[Start Extracted data]
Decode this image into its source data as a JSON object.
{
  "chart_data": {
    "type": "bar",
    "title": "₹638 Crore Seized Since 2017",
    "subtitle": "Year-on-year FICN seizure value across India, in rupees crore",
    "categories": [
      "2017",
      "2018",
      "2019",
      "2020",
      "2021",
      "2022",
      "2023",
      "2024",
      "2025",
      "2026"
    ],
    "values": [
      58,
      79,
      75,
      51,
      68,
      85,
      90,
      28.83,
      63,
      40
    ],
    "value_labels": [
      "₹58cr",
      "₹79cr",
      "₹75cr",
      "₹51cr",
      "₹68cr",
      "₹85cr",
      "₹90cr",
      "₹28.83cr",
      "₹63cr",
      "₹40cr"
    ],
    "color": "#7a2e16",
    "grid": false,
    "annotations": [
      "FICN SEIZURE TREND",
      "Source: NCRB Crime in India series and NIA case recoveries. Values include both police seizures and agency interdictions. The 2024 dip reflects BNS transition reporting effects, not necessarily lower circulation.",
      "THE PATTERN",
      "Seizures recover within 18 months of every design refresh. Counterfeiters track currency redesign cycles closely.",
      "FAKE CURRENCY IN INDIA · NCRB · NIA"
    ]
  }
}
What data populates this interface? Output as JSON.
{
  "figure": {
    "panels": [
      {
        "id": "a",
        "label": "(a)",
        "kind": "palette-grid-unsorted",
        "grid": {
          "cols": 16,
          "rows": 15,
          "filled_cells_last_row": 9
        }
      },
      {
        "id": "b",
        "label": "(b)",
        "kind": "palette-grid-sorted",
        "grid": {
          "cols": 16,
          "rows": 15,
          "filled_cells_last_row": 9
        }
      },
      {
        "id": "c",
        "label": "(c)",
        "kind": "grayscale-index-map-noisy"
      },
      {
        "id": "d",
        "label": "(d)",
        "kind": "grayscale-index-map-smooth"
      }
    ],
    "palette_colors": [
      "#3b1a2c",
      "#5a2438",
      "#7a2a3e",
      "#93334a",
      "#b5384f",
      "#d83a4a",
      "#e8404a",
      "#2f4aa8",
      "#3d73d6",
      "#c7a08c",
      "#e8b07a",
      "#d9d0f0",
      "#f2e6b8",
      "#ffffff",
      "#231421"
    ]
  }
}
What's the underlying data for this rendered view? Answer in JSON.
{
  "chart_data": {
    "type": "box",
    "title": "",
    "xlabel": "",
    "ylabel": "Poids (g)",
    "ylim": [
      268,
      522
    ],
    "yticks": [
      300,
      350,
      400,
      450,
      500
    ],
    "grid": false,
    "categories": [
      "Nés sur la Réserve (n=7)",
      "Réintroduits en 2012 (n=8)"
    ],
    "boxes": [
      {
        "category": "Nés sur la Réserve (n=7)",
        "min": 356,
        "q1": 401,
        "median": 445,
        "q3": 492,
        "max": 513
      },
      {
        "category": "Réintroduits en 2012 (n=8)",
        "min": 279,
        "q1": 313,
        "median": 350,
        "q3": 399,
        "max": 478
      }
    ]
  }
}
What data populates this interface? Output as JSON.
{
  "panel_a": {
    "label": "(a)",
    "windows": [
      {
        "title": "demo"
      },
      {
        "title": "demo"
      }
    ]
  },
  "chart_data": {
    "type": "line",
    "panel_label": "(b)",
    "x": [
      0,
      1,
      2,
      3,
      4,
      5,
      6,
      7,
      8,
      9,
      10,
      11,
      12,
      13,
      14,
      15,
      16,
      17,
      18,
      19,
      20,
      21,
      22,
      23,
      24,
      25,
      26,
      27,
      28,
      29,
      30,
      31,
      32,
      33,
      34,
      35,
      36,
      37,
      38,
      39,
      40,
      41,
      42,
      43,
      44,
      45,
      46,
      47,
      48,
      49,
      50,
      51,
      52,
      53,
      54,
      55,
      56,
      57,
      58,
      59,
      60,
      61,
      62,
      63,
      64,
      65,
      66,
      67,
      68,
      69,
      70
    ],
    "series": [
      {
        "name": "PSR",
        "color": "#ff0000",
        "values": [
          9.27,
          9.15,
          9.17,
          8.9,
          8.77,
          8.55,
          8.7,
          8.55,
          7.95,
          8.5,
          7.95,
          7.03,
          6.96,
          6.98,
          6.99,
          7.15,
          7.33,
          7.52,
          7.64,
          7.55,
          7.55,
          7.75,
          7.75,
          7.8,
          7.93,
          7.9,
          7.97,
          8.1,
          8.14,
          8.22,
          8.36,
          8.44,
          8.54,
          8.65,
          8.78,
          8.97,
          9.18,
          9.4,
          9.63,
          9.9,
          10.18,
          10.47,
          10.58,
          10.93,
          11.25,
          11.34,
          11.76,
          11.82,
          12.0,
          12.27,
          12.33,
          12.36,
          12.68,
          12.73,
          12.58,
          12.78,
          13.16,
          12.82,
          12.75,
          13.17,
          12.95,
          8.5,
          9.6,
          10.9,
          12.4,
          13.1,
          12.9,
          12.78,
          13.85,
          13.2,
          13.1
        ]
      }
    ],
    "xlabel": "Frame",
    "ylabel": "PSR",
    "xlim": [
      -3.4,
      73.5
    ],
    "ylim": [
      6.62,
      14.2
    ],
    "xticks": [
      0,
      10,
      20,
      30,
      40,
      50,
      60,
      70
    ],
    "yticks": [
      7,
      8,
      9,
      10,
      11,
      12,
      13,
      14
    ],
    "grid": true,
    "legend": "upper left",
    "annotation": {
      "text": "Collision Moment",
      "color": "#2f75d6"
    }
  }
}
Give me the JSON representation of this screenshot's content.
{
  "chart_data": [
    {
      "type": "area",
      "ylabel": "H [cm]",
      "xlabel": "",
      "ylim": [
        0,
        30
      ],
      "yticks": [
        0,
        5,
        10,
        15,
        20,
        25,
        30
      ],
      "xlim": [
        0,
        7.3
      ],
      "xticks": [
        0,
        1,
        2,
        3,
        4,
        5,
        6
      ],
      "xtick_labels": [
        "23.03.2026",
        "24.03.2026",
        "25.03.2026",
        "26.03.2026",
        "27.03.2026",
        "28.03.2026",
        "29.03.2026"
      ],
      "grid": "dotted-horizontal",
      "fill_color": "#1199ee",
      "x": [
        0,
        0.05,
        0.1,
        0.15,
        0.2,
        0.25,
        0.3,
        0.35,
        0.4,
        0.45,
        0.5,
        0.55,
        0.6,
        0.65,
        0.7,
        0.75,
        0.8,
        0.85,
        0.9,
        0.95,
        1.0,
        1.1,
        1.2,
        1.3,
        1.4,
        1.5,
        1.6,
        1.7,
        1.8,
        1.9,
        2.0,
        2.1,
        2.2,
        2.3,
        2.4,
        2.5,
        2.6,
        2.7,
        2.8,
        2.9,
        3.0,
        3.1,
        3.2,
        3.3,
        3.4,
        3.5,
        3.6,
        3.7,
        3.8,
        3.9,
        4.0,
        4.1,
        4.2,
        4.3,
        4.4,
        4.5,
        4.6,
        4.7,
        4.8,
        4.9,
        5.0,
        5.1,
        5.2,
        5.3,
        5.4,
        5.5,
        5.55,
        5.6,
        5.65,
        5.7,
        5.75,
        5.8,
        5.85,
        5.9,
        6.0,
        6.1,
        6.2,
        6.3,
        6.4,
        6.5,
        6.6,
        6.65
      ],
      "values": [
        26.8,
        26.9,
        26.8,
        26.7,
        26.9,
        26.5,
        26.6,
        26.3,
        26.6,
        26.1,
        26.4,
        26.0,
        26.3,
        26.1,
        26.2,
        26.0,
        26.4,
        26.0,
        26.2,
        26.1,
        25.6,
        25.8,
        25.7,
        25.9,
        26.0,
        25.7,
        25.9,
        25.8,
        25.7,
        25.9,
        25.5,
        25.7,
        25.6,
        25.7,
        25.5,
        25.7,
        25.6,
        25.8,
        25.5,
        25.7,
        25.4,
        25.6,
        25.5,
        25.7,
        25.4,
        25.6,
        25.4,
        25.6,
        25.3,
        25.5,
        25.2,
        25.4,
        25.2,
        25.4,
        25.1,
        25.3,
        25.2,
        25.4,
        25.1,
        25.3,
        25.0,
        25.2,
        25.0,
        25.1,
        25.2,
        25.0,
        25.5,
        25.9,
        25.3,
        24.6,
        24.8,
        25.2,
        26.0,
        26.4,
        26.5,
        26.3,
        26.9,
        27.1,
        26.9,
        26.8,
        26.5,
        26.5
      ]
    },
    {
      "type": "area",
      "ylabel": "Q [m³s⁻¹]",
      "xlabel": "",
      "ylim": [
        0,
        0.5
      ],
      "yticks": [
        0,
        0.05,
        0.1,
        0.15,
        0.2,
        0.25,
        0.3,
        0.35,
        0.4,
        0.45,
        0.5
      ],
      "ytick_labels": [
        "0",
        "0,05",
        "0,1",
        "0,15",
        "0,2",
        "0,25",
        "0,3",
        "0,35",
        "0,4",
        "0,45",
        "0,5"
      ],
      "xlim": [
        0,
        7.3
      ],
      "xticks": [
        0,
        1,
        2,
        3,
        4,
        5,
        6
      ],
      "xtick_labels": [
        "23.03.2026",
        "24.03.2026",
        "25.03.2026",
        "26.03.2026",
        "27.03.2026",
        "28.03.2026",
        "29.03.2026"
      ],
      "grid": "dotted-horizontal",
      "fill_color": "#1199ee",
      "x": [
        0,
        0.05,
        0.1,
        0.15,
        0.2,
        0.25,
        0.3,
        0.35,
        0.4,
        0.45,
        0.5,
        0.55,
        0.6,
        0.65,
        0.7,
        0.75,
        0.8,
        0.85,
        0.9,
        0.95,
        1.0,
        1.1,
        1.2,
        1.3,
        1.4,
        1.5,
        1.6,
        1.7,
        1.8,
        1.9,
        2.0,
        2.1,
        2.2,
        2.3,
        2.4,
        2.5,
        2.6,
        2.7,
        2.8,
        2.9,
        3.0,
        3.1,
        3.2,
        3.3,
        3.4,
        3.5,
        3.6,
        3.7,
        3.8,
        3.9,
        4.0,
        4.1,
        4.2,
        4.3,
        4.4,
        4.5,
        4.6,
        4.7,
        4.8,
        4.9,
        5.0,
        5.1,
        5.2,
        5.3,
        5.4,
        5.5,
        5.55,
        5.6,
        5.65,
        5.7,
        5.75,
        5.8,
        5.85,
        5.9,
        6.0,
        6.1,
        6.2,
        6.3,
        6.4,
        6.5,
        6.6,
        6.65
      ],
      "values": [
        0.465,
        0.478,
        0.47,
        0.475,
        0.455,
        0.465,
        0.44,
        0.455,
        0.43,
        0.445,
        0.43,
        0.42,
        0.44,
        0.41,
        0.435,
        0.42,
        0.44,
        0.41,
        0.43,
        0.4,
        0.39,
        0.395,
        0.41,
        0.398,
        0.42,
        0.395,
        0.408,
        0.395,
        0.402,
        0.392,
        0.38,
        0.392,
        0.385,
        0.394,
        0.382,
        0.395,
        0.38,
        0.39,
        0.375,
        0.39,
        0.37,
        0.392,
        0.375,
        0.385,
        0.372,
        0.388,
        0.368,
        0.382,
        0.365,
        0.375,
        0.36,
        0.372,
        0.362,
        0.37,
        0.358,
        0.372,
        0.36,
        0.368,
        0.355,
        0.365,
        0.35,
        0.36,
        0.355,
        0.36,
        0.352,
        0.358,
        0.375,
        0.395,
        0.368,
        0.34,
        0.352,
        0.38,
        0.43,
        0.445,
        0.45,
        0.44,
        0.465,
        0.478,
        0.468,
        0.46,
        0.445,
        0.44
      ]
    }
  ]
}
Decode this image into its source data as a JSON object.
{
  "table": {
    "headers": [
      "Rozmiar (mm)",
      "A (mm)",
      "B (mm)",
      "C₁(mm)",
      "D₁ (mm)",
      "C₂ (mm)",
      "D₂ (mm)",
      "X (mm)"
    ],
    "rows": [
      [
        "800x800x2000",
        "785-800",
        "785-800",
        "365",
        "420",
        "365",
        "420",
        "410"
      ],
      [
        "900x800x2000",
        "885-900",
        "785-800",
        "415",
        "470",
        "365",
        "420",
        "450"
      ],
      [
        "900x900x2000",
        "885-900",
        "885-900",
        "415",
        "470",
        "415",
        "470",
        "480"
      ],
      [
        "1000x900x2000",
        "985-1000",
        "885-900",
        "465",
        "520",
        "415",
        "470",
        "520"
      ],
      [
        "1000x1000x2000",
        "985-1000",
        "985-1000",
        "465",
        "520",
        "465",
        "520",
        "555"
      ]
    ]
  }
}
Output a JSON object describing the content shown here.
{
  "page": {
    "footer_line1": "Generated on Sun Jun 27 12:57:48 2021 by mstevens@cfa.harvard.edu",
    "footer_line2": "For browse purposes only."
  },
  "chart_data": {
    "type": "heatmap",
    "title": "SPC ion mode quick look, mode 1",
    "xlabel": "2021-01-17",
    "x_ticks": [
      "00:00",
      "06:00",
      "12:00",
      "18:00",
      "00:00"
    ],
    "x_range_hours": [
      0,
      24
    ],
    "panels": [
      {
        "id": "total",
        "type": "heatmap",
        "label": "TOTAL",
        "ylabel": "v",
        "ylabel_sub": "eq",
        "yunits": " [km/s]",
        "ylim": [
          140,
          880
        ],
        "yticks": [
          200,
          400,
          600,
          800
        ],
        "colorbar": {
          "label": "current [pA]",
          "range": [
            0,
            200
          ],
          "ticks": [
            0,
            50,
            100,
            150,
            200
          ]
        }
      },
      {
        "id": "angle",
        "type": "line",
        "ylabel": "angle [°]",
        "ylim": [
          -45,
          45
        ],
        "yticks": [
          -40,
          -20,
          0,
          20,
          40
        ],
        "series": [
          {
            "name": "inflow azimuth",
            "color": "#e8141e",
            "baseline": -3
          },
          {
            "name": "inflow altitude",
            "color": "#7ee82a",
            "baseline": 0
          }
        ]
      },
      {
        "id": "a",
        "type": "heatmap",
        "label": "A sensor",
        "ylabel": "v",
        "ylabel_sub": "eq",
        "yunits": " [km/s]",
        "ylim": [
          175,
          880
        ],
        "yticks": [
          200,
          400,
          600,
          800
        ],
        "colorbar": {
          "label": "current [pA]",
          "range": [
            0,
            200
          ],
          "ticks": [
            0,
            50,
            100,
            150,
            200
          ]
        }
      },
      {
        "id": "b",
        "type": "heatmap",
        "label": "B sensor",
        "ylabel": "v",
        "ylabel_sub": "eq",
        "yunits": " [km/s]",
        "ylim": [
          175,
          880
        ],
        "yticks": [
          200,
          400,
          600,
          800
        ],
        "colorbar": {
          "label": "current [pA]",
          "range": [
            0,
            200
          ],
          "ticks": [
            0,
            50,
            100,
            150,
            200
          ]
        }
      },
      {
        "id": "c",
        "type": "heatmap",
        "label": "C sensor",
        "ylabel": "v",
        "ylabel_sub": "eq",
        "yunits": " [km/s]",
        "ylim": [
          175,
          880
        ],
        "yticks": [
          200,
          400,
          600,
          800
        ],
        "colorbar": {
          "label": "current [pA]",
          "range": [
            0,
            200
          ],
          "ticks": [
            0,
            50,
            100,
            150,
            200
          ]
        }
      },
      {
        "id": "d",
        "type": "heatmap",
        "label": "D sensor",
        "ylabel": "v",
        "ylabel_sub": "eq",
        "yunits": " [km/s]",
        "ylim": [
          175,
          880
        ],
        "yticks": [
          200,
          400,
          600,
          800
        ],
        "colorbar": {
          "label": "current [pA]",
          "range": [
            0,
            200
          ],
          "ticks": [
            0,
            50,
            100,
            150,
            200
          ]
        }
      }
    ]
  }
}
[End Extracted data]
**Instructions to follow**:
Copy every line in the listing above where the string "Réserve" turns up.

**Worked solution**:
      "Nés sur la Réserve (n=7)",
        "category": "Nés sur la Réserve (n=7)",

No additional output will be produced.